=== EXERCISE BRIEF ===
Answer these questions from the hypothalamus text below, giving each answer on its own line:
(a) Which CICM exam question drew the examiner comments that the text quotes?
(b) Viewed from below, what forms the rostral boundary of the hypothalamus?
(c) In what year did Harvey Cushing write the quoted sentence describing the hypothalamus?

Structure of the hypothalamus

The CICM examiner comments for Question 20 from the first paper of 2018 included weird remarks about how "many candidates had only a vague idea of the structure of the hypothalamus, while the best candidates were able to relate function to structure quite accurately". As already mentioned above, exactly how this made the candidates "best" is unclear, as it only demonstrated their ability to retain and recite irrelevant information. Still, irrelevant is what we do here at Φ, and the regular visitor will surely be well prepared for a pointless digression. Following from this, if "best" and "irrelevant detail" are conflated until they are basically the same concept, then Lechan & Toni from Endotext (2018) is by far the "best" reference for this topic, and is left for the interested reader to digest over many happy hours of satisfied curiosity. On the other hand, for the trainees who have no time for minutae, the following summary of hypothalamic anatomy can be offered:

Anatomy of the Hypothalamus

Landmarks: viewed from below, the optic chiasm forms the rostral boundary, and the mamillary bodies form the caudal boundaries.  Basic structural anatomy: small (4cm3) wallanut-shaped grey matter structure Relations:  Separated from the thalamus by the the hypothalamic sulcus of Monro Anterior limits: Lamina terminalis Superior limits: inferolateral wall of the 3rd ventricle Posteriorly,limited by the periaqueductal gray substance and tegmentum of the brainstem Inferiorly, connected to the pituitary by the infundibulum (hypophyseal stalk) Laterally, surrounded by the basal ganglia Blood supply:  Anteromedial branches of the ACA, Superior hypophyseal branch from the ACA Thalamoperforating branches of the PCA ​​​​​Posteromedial branches of Pcomm Venous drainage: Into the cavernous sinus via inferior hypophyseal veins Into the hypothalamo-hypophysial portal system Innervation:  Numerous connections to other CNS structures via multiple white matter tracts. According to Pop et al (2018), it connects to the midbrain, thalamus, hippocampus, amygdala, olfactory bulb, retina and to the frontal and prefrontal cortex. Efferent fibres to the pituitary via the infundibulum Function: Homeostatic control of numerous hormonal metabolic and autonomic functions

To describe the hypothalamus in a single sentence, one could do no better than Harvey Cushing, who in 1932 wrote:

“Here in this well-concealed spot, almost to be covered with a thumbnail, lies the very main spring of primitive existence – vegetative, emotional, reproductive – on which with more or less success, man has come to superimpose a cortex of inhibitions.”

=== MATERIAL SHOWN ===
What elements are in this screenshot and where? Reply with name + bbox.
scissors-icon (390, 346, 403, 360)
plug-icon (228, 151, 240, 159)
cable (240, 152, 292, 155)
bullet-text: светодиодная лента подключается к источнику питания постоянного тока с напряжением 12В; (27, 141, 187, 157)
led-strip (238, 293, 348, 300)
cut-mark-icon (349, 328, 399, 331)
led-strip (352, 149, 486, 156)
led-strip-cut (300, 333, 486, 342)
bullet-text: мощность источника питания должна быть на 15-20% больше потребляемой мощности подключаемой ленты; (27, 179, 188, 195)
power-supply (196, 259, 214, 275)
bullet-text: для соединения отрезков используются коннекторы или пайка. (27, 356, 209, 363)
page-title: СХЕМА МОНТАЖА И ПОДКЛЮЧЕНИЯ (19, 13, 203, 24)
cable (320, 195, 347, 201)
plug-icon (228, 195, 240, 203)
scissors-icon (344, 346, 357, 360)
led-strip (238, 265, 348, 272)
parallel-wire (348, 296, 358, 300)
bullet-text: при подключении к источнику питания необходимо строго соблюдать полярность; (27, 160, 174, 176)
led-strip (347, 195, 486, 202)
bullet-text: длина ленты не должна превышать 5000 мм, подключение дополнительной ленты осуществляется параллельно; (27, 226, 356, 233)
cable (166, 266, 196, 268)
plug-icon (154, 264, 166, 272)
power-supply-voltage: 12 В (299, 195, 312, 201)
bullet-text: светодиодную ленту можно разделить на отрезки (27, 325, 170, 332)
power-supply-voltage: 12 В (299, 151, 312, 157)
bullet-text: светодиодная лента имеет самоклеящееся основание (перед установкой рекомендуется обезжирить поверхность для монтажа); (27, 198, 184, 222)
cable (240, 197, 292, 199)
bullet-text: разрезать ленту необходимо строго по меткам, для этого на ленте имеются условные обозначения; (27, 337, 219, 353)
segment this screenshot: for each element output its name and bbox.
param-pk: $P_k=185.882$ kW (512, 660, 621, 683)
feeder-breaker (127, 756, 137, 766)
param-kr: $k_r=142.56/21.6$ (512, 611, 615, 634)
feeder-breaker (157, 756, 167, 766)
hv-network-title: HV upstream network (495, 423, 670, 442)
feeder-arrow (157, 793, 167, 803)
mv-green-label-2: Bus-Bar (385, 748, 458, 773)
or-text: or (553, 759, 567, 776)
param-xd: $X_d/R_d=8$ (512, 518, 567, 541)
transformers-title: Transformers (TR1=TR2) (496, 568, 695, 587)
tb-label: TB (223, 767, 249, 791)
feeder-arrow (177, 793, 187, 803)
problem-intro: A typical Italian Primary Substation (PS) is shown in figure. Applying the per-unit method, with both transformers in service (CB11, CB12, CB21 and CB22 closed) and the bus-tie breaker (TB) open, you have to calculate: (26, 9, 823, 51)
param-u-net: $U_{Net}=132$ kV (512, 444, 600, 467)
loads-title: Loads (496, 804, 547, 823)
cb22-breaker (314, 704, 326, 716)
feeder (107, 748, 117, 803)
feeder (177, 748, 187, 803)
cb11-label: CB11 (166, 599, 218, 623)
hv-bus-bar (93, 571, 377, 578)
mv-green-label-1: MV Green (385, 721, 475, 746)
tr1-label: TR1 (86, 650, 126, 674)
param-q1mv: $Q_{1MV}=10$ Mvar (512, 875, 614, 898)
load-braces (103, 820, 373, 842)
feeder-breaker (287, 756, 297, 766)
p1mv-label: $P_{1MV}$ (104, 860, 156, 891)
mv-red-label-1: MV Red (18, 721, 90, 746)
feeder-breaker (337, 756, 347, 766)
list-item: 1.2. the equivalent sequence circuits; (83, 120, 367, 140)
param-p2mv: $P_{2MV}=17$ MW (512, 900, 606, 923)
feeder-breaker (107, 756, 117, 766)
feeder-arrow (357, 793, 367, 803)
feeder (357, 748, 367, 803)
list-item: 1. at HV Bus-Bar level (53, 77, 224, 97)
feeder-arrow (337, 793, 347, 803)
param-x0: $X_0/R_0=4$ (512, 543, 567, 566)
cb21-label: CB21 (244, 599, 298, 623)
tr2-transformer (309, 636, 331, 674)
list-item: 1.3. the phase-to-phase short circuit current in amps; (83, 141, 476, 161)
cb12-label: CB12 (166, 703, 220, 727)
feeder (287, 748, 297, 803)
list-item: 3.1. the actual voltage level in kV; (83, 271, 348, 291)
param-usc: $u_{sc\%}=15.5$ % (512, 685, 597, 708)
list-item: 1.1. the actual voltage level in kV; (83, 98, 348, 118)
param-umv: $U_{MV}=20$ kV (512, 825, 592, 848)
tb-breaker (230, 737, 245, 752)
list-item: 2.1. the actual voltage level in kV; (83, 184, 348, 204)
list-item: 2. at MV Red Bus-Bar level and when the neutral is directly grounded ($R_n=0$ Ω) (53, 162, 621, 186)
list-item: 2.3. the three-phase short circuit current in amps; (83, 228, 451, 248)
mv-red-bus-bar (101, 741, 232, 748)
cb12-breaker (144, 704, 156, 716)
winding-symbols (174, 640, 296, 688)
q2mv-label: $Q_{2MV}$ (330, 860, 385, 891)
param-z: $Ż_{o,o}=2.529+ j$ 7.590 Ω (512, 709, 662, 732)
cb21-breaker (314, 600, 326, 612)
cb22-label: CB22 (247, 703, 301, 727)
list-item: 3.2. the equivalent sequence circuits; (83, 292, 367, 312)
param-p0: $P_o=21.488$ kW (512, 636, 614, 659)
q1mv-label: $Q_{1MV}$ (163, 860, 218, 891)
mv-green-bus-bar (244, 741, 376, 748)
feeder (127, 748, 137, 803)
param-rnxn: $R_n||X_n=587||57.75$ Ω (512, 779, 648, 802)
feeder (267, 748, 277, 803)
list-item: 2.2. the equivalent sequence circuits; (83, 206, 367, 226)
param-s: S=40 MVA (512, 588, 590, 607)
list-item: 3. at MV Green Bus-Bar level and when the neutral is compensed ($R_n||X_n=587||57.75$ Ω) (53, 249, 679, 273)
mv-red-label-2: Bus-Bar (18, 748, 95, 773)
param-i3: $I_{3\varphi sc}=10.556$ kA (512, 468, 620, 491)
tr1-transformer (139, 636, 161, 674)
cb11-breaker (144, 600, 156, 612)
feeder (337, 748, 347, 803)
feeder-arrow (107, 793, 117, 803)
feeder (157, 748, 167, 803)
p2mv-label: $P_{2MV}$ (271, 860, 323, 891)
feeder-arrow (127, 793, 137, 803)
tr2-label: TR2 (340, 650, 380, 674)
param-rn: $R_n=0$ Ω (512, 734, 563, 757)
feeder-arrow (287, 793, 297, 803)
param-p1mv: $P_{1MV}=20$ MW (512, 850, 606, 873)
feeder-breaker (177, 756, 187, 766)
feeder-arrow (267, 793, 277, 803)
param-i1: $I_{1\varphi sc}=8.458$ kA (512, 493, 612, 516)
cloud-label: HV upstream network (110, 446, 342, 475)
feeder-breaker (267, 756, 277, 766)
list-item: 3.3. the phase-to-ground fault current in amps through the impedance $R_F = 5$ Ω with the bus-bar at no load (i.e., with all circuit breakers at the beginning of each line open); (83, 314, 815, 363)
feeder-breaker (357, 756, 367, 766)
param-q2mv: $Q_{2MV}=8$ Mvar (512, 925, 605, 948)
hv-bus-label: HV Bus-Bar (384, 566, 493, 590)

=== ANSWER BOX ===
(a) Question 20 from the first paper of 2018
(b) The optic chiasm
(c) 1932